*Data extract*:
— BEGIN —

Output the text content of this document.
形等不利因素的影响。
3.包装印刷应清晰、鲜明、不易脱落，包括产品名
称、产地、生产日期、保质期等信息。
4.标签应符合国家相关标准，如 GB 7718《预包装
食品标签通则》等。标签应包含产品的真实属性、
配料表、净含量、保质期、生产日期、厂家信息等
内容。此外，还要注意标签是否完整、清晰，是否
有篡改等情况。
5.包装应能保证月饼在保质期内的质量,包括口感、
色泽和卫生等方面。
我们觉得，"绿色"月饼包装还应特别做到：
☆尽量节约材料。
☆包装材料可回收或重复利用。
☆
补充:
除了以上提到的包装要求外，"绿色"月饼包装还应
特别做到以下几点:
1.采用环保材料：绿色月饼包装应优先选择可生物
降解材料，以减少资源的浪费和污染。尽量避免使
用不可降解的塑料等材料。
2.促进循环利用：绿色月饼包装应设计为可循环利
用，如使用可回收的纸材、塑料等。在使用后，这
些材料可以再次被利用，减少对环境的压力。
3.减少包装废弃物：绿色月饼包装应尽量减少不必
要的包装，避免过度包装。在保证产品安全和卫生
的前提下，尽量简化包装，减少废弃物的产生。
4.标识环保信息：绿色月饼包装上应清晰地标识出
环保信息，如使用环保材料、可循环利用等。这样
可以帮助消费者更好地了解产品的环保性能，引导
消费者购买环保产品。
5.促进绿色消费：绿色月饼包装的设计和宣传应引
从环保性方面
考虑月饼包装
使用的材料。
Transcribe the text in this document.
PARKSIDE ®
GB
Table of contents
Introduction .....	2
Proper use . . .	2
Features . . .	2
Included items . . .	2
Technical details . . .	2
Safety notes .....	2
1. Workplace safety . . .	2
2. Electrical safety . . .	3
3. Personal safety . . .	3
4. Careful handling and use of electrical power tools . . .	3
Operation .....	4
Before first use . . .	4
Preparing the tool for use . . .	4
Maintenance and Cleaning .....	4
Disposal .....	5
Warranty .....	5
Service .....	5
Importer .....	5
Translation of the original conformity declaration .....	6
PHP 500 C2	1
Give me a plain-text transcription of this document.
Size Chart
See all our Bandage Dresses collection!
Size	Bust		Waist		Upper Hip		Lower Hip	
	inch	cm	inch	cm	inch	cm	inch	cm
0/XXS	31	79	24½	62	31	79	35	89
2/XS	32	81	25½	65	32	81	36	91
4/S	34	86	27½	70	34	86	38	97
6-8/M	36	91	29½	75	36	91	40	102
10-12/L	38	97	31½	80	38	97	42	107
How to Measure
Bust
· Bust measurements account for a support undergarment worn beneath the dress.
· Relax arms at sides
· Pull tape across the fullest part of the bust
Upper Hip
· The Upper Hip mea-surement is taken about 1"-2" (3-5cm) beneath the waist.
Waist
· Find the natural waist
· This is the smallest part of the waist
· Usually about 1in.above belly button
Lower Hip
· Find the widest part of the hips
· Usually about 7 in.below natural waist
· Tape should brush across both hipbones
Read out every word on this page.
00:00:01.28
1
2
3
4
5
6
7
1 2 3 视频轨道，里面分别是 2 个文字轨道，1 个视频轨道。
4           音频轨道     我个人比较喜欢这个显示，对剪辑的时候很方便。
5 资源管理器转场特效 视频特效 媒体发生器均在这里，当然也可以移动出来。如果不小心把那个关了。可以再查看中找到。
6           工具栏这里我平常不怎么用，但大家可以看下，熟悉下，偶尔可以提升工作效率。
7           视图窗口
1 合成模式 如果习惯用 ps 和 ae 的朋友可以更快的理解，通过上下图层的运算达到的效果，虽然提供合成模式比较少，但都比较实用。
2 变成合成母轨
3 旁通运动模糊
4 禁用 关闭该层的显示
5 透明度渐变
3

— END —

*Work to complete*:
Single out each line of the records above with the string "beneath" in it, and copy it.

*Problem solution*:
· Bust measurements account for a support undergarment worn beneath the dress.
· The Upper Hip mea-surement is taken about 1"-2" (3-5cm) beneath the waist.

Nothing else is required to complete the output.